EXERCISE GOAL: Your task is to write out exactly the lines from the line containing "Output a JSON" through the end of the records, inclusive at both ends.

GIVEN ENTRIES:
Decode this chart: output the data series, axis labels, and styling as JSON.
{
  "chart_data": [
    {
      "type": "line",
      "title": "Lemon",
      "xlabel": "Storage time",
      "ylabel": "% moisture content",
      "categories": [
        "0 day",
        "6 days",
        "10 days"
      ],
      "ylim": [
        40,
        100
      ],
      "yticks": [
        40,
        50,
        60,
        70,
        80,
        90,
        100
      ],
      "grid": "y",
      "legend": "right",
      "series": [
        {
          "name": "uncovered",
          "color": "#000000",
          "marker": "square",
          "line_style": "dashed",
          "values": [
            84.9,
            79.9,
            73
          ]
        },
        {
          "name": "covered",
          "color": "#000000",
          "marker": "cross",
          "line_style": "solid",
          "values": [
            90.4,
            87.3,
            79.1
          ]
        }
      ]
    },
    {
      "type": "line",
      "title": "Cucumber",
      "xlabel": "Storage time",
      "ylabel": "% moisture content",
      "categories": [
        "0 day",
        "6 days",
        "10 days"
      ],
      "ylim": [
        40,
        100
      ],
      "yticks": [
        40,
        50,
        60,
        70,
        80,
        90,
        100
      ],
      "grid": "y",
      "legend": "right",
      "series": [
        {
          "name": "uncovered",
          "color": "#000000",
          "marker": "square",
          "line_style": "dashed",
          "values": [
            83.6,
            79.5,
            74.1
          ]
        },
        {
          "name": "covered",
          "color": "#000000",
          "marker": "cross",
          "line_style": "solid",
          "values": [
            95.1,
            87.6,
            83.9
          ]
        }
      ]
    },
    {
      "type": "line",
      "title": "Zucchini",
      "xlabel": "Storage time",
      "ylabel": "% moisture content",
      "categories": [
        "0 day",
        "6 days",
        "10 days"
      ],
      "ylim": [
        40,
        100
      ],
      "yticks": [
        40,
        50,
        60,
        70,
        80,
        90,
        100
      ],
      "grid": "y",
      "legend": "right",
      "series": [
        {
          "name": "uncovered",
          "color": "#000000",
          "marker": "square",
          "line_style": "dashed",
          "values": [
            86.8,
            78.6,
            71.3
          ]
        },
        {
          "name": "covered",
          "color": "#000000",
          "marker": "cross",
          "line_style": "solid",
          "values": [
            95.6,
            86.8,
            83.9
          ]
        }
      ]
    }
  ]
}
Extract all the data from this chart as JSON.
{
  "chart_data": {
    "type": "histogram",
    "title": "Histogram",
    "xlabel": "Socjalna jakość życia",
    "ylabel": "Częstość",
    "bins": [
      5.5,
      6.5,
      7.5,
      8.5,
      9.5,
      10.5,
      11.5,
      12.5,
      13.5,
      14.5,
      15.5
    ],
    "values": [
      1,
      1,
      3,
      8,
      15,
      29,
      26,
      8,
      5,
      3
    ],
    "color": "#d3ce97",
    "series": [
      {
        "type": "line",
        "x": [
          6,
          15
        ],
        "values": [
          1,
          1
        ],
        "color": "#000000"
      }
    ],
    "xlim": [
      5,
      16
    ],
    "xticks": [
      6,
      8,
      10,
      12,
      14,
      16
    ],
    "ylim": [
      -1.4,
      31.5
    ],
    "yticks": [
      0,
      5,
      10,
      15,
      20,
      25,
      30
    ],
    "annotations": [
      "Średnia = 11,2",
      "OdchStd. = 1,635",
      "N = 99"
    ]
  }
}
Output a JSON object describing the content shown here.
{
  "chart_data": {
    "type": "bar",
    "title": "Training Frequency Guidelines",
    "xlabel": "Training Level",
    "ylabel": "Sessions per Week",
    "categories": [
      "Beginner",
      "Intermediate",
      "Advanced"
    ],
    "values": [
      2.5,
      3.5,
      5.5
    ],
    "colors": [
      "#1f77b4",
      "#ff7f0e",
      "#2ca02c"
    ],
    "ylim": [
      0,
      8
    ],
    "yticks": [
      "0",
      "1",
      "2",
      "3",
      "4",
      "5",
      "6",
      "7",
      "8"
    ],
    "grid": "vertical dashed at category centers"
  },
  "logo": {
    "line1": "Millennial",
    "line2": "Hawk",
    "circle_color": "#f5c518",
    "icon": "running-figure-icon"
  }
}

CORRECT RESULT:
Output a JSON object describing the content shown here.
{
  "chart_data": {
    "type": "bar",
    "title": "Training Frequency Guidelines",
    "xlabel": "Training Level",
    "ylabel": "Sessions per Week",
    "categories": [
      "Beginner",
      "Intermediate",
      "Advanced"
    ],
    "values": [
      2.5,
      3.5,
      5.5
    ],
    "colors": [
      "#1f77b4",
      "#ff7f0e",
      "#2ca02c"
    ],
    "ylim": [
      0,
      8
    ],
    "yticks": [
      "0",
      "1",
      "2",
      "3",
      "4",
      "5",
      "6",
      "7",
      "8"
    ],
    "grid": "vertical dashed at category centers"
  },
  "logo": {
    "line1": "Millennial",
    "line2": "Hawk",
    "circle_color": "#f5c518",
    "icon": "running-figure-icon"
  }
}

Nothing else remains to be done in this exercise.